── Supplied entries

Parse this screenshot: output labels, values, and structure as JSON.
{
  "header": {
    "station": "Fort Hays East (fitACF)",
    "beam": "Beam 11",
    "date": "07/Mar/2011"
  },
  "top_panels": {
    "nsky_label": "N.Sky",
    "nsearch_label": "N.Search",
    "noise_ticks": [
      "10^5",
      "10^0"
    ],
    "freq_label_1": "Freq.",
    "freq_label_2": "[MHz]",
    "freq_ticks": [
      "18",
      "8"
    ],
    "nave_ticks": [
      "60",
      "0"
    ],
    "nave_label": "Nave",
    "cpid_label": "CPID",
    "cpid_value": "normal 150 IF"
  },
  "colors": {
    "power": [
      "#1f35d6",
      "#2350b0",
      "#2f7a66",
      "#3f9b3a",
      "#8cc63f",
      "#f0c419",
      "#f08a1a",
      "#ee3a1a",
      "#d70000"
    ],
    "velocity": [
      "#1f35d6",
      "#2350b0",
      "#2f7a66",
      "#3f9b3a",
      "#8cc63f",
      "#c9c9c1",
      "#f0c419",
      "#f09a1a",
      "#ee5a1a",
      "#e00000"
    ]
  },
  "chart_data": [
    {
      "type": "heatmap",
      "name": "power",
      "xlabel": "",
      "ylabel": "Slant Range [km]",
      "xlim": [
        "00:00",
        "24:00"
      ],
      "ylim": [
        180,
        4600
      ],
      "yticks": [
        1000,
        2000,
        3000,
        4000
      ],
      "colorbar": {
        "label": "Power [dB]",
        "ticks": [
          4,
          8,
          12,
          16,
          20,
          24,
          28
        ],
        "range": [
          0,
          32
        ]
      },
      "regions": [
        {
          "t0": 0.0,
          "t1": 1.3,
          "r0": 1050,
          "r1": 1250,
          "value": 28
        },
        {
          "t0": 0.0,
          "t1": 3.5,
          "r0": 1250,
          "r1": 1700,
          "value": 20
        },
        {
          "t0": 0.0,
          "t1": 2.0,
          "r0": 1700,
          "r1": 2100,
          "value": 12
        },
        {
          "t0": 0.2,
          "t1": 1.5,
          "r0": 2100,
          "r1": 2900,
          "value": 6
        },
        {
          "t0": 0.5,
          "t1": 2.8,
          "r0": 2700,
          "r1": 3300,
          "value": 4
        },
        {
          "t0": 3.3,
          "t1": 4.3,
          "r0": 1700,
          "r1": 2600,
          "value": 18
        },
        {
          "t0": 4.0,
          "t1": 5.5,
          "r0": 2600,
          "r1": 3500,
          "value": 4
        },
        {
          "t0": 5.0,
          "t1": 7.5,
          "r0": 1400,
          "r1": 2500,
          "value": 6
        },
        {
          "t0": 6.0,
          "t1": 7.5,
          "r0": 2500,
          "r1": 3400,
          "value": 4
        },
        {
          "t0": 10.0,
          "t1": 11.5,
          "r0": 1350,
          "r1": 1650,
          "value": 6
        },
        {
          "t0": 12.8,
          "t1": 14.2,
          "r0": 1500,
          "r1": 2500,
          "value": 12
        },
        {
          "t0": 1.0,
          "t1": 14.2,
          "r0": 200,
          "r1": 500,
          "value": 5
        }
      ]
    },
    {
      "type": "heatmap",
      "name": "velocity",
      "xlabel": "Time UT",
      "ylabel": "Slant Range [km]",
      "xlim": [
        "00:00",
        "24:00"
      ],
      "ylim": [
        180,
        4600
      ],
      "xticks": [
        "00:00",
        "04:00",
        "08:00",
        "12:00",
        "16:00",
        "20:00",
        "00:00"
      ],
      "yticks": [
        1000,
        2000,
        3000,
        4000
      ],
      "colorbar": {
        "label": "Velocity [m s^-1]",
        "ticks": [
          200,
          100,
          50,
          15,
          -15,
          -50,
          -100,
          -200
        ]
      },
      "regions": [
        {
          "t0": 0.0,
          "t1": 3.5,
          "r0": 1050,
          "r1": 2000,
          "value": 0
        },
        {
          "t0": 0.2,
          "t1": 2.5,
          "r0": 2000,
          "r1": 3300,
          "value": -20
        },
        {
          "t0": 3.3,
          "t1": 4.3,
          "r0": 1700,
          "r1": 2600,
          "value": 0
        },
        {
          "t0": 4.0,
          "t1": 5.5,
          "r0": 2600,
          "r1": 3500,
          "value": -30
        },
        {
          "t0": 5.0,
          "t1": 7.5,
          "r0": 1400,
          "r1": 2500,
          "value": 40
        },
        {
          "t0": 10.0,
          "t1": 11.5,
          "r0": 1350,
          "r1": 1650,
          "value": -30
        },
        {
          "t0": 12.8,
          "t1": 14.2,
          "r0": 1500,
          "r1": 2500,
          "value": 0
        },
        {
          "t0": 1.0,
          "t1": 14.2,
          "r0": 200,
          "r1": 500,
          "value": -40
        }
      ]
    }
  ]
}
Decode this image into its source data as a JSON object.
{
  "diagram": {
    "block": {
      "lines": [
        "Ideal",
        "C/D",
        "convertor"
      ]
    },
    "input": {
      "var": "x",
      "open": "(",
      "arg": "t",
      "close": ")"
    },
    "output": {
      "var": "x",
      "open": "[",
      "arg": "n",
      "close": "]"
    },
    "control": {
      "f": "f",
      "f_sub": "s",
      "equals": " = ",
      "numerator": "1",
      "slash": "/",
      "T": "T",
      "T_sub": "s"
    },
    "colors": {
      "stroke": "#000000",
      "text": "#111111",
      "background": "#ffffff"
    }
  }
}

────

-- The request --
Produce an exact copy of every entry above.

-- The completed task --
Parse this screenshot: output labels, values, and structure as JSON.
{
  "header": {
    "station": "Fort Hays East (fitACF)",
    "beam": "Beam 11",
    "date": "07/Mar/2011"
  },
  "top_panels": {
    "nsky_label": "N.Sky",
    "nsearch_label": "N.Search",
    "noise_ticks": [
      "10^5",
      "10^0"
    ],
    "freq_label_1": "Freq.",
    "freq_label_2": "[MHz]",
    "freq_ticks": [
      "18",
      "8"
    ],
    "nave_ticks": [
      "60",
      "0"
    ],
    "nave_label": "Nave",
    "cpid_label": "CPID",
    "cpid_value": "normal 150 IF"
  },
  "colors": {
    "power": [
      "#1f35d6",
      "#2350b0",
      "#2f7a66",
      "#3f9b3a",
      "#8cc63f",
      "#f0c419",
      "#f08a1a",
      "#ee3a1a",
      "#d70000"
    ],
    "velocity": [
      "#1f35d6",
      "#2350b0",
      "#2f7a66",
      "#3f9b3a",
      "#8cc63f",
      "#c9c9c1",
      "#f0c419",
      "#f09a1a",
      "#ee5a1a",
      "#e00000"
    ]
  },
  "chart_data": [
    {
      "type": "heatmap",
      "name": "power",
      "xlabel": "",
      "ylabel": "Slant Range [km]",
      "xlim": [
        "00:00",
        "24:00"
      ],
      "ylim": [
        180,
        4600
      ],
      "yticks": [
        1000,
        2000,
        3000,
        4000
      ],
      "colorbar": {
        "label": "Power [dB]",
        "ticks": [
          4,
          8,
          12,
          16,
          20,
          24,
          28
        ],
        "range": [
          0,
          32
        ]
      },
      "regions": [
        {
          "t0": 0.0,
          "t1": 1.3,
          "r0": 1050,
          "r1": 1250,
          "value": 28
        },
        {
          "t0": 0.0,
          "t1": 3.5,
          "r0": 1250,
          "r1": 1700,
          "value": 20
        },
        {
          "t0": 0.0,
          "t1": 2.0,
          "r0": 1700,
          "r1": 2100,
          "value": 12
        },
        {
          "t0": 0.2,
          "t1": 1.5,
          "r0": 2100,
          "r1": 2900,
          "value": 6
        },
        {
          "t0": 0.5,
          "t1": 2.8,
          "r0": 2700,
          "r1": 3300,
          "value": 4
        },
        {
          "t0": 3.3,
          "t1": 4.3,
          "r0": 1700,
          "r1": 2600,
          "value": 18
        },
        {
          "t0": 4.0,
          "t1": 5.5,
          "r0": 2600,
          "r1": 3500,
          "value": 4
        },
        {
          "t0": 5.0,
          "t1": 7.5,
          "r0": 1400,
          "r1": 2500,
          "value": 6
        },
        {
          "t0": 6.0,
          "t1": 7.5,
          "r0": 2500,
          "r1": 3400,
          "value": 4
        },
        {
          "t0": 10.0,
          "t1": 11.5,
          "r0": 1350,
          "r1": 1650,
          "value": 6
        },
        {
          "t0": 12.8,
          "t1": 14.2,
          "r0": 1500,
          "r1": 2500,
          "value": 12
        },
        {
          "t0": 1.0,
          "t1": 14.2,
          "r0": 200,
          "r1": 500,
          "value": 5
        }
      ]
    },
    {
      "type": "heatmap",
      "name": "velocity",
      "xlabel": "Time UT",
      "ylabel": "Slant Range [km]",
      "xlim": [
        "00:00",
        "24:00"
      ],
      "ylim": [
        180,
        4600
      ],
      "xticks": [
        "00:00",
        "04:00",
        "08:00",
        "12:00",
        "16:00",
        "20:00",
        "00:00"
      ],
      "yticks": [
        1000,
        2000,
        3000,
        4000
      ],
      "colorbar": {
        "label": "Velocity [m s^-1]",
        "ticks": [
          200,
          100,
          50,
          15,
          -15,
          -50,
          -100,
          -200
        ]
      },
      "regions": [
        {
          "t0": 0.0,
          "t1": 3.5,
          "r0": 1050,
          "r1": 2000,
          "value": 0
        },
        {
          "t0": 0.2,
          "t1": 2.5,
          "r0": 2000,
          "r1": 3300,
          "value": -20
        },
        {
          "t0": 3.3,
          "t1": 4.3,
          "r0": 1700,
          "r1": 2600,
          "value": 0
        },
        {
          "t0": 4.0,
          "t1": 5.5,
          "r0": 2600,
          "r1": 3500,
          "value": -30
        },
        {
          "t0": 5.0,
          "t1": 7.5,
          "r0": 1400,
          "r1": 2500,
          "value": 40
        },
        {
          "t0": 10.0,
          "t1": 11.5,
          "r0": 1350,
          "r1": 1650,
          "value": -30
        },
        {
          "t0": 12.8,
          "t1": 14.2,
          "r0": 1500,
          "r1": 2500,
          "value": 0
        },
        {
          "t0": 1.0,
          "t1": 14.2,
          "r0": 200,
          "r1": 500,
          "value": -40
        }
      ]
    }
  ]
}
Decode this image into its source data as a JSON object.
{
  "diagram": {
    "block": {
      "lines": [
        "Ideal",
        "C/D",
        "convertor"
      ]
    },
    "input": {
      "var": "x",
      "open": "(",
      "arg": "t",
      "close": ")"
    },
    "output": {
      "var": "x",
      "open": "[",
      "arg": "n",
      "close": "]"
    },
    "control": {
      "f": "f",
      "f_sub": "s",
      "equals": " = ",
      "numerator": "1",
      "slash": "/",
      "T": "T",
      "T_sub": "s"
    },
    "colors": {
      "stroke": "#000000",
      "text": "#111111",
      "background": "#ffffff"
    }
  }
}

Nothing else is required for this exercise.